--- TASK OBJECTIVE ---
Check every line below for the word "году" and copy the ones that have it.

--- AVAILABLE DATA ---

>>>>>

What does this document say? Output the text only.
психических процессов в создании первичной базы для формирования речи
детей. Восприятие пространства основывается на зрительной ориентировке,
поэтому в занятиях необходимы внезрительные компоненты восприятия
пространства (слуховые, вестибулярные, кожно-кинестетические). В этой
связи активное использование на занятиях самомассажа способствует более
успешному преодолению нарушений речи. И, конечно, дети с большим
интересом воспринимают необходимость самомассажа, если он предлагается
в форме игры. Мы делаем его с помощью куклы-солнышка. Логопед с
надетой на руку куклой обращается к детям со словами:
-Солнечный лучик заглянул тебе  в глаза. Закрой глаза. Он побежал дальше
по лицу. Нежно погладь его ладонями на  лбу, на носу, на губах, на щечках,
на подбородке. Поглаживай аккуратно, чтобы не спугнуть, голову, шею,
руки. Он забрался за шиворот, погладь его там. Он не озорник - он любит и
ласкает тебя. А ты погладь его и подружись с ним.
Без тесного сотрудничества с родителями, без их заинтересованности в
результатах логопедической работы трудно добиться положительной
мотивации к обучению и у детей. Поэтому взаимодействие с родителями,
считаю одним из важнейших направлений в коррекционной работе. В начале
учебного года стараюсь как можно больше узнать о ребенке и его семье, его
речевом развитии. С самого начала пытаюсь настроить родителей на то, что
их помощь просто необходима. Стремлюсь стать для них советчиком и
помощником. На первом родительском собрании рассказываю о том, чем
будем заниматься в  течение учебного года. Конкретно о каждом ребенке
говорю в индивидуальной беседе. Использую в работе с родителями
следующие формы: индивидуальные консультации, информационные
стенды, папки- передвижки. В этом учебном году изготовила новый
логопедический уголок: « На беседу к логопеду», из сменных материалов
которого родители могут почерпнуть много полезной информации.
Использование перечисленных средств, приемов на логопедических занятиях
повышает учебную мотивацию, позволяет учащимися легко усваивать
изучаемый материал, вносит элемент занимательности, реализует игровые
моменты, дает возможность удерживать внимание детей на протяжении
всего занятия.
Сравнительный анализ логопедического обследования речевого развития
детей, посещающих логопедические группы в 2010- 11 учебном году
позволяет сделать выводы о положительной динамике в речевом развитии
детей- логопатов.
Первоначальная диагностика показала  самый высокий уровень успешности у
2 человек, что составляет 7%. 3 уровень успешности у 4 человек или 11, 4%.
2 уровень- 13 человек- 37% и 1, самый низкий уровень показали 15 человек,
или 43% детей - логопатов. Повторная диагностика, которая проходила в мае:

<<<<<

--- WRITTEN REPLY ---
стенды, папки- передвижки. В этом учебном году изготовила новый
детей, посещающих логопедические группы в 2010- 11 учебном году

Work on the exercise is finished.